**STATED GOAL:**
Change every "asterisk-icon" to "star-icon" in the rows starting at the first row and ending at the line containing "- ratio-option[interactable]: 3:4: [230, 616, 306, 730]", leaving everything else the same.

**DATA LISTING:**
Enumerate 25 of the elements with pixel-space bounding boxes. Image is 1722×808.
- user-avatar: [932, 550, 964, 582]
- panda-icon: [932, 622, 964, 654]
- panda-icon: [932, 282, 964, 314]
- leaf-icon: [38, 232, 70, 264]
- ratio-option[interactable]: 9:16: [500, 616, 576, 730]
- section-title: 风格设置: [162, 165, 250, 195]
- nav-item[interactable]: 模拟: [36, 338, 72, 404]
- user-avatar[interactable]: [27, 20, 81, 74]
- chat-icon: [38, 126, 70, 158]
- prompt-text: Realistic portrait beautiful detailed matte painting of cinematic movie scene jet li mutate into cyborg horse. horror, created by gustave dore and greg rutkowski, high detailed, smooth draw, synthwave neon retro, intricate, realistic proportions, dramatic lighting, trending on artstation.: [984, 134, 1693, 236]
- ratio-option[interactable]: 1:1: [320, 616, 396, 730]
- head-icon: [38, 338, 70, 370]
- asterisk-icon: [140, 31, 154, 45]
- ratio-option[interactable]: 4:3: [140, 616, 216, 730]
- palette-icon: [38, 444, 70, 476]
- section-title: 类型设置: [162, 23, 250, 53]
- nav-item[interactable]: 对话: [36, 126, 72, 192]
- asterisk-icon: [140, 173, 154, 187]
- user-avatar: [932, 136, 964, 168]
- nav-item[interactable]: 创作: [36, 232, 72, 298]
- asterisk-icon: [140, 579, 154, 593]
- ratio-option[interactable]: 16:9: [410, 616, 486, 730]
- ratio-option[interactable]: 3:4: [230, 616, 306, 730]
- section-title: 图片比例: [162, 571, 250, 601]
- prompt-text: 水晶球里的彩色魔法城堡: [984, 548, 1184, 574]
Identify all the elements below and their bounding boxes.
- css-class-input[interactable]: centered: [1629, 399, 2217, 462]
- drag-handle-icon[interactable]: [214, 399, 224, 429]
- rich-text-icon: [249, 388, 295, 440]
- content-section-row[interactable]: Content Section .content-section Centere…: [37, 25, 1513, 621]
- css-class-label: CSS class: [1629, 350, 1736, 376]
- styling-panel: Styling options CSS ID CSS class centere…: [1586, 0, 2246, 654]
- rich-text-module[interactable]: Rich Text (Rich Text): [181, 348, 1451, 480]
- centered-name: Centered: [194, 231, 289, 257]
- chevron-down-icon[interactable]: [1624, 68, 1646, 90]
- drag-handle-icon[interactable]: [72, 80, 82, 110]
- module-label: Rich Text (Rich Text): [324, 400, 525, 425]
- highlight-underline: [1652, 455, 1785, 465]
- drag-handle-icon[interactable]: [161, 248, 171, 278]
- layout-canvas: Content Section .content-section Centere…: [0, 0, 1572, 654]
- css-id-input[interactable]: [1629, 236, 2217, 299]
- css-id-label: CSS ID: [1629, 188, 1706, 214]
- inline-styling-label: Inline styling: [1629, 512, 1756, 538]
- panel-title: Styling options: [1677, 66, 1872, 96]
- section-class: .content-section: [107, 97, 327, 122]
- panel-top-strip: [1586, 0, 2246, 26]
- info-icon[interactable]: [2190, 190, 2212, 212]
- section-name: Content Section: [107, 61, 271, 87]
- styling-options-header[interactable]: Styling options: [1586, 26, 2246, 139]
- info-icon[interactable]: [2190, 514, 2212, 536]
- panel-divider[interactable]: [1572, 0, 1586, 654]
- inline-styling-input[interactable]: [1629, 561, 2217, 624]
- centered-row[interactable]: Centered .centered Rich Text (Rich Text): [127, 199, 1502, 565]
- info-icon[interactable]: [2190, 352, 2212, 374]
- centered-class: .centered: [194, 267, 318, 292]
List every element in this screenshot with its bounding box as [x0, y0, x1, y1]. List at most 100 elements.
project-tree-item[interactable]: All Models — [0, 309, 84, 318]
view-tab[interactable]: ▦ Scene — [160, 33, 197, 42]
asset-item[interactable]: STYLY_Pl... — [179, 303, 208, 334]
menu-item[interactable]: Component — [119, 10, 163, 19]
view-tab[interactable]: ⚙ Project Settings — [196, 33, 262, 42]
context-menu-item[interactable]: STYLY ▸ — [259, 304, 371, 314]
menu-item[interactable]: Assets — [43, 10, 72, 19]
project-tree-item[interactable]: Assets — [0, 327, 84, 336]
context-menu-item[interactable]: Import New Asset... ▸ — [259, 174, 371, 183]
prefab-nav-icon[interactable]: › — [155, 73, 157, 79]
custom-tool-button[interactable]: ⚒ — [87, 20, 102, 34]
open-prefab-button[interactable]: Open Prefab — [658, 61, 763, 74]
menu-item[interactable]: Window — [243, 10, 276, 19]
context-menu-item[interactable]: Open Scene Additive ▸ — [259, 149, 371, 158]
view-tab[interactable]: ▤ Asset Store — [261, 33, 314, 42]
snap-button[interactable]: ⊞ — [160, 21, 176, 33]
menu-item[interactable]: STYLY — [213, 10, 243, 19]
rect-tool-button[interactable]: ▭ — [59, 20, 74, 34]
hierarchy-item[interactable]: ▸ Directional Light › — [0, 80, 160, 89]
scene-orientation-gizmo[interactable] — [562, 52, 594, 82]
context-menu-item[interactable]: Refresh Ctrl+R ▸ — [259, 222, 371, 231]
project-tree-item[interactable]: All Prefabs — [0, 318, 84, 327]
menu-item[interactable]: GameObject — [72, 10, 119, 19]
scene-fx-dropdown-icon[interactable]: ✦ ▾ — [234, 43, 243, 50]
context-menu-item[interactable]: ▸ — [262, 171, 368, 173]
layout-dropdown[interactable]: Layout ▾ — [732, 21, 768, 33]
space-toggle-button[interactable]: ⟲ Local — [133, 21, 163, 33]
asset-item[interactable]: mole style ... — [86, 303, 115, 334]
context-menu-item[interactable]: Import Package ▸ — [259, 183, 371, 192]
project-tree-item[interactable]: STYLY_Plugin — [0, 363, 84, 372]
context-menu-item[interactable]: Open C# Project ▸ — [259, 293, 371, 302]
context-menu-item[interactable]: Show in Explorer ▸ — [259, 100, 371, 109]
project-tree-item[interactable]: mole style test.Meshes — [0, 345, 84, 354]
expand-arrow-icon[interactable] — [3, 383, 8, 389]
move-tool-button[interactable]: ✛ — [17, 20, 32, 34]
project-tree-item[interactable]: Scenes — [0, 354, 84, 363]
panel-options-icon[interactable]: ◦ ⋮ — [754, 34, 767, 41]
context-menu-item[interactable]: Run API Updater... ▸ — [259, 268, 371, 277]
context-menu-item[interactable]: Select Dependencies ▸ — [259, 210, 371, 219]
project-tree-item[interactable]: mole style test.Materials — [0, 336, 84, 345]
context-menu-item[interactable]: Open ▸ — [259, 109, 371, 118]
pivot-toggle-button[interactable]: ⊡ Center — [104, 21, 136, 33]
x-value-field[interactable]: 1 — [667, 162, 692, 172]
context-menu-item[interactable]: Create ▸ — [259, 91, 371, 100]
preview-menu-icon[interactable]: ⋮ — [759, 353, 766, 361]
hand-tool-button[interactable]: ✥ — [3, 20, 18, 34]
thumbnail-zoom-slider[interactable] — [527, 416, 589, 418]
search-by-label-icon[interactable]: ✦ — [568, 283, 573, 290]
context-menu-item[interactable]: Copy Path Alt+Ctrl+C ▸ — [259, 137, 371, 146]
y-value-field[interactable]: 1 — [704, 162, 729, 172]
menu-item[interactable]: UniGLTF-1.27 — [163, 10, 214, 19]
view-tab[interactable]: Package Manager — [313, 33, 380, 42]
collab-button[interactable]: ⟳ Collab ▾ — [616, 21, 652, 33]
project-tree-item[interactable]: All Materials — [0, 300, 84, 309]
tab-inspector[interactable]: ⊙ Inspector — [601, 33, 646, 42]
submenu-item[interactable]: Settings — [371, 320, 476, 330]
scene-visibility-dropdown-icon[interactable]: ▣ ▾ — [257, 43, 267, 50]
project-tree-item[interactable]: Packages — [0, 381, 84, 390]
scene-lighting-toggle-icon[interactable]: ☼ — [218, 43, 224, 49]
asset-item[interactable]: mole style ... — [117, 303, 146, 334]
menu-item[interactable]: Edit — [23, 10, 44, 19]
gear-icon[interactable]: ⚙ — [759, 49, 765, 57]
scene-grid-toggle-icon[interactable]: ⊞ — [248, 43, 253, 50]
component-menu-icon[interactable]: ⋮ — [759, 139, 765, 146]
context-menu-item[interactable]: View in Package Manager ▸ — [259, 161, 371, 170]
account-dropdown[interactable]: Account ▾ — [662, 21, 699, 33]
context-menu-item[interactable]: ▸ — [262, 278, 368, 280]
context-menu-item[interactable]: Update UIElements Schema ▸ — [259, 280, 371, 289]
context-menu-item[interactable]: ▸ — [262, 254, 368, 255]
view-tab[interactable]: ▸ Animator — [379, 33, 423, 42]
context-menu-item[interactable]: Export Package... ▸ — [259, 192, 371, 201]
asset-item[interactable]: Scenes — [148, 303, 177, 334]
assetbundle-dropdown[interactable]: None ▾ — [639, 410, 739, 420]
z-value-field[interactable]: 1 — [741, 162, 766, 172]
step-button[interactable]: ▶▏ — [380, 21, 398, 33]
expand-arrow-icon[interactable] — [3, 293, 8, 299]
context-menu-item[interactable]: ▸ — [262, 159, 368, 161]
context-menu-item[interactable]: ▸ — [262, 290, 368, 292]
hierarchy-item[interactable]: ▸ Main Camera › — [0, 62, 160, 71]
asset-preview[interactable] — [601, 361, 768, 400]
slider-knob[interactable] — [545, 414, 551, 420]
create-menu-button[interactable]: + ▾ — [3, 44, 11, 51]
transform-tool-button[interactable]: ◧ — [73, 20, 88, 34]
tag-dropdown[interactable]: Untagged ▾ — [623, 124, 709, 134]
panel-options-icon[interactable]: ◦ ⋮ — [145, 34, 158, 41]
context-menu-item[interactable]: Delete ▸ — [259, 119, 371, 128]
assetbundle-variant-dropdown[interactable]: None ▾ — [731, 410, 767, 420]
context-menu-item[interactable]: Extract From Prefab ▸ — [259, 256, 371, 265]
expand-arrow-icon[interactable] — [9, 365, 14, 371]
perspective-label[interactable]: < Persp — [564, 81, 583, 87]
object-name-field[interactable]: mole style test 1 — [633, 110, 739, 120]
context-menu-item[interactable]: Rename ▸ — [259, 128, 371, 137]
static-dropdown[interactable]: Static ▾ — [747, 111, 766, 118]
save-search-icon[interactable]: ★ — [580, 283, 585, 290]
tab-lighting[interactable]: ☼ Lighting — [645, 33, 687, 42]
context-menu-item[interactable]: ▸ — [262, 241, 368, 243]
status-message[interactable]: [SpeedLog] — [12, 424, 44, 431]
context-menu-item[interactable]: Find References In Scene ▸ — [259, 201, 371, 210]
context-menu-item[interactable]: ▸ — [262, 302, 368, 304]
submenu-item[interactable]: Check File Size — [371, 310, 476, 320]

**EXERCISE RESPONSE:**
Enumerate 25 of the elements with pixel-space bounding boxes. Image is 1722×808.
- user-avatar: [932, 550, 964, 582]
- panda-icon: [932, 622, 964, 654]
- panda-icon: [932, 282, 964, 314]
- leaf-icon: [38, 232, 70, 264]
- ratio-option[interactable]: 9:16: [500, 616, 576, 730]
- section-title: 风格设置: [162, 165, 250, 195]
- nav-item[interactable]: 模拟: [36, 338, 72, 404]
- user-avatar[interactable]: [27, 20, 81, 74]
- chat-icon: [38, 126, 70, 158]
- prompt-text: Realistic portrait beautiful detailed matte painting of cinematic movie scene jet li mutate into cyborg horse. horror, created by gustave dore and greg rutkowski, high detailed, smooth draw, synthwave neon retro, intricate, realistic proportions, dramatic lighting, trending on artstation.: [984, 134, 1693, 236]
- ratio-option[interactable]: 1:1: [320, 616, 396, 730]
- head-icon: [38, 338, 70, 370]
- star-icon: [140, 31, 154, 45]
- ratio-option[interactable]: 4:3: [140, 616, 216, 730]
- palette-icon: [38, 444, 70, 476]
- section-title: 类型设置: [162, 23, 250, 53]
- nav-item[interactable]: 对话: [36, 126, 72, 192]
- star-icon: [140, 173, 154, 187]
- user-avatar: [932, 136, 964, 168]
- nav-item[interactable]: 创作: [36, 232, 72, 298]
- star-icon: [140, 579, 154, 593]
- ratio-option[interactable]: 16:9: [410, 616, 486, 730]
- ratio-option[interactable]: 3:4: [230, 616, 306, 730]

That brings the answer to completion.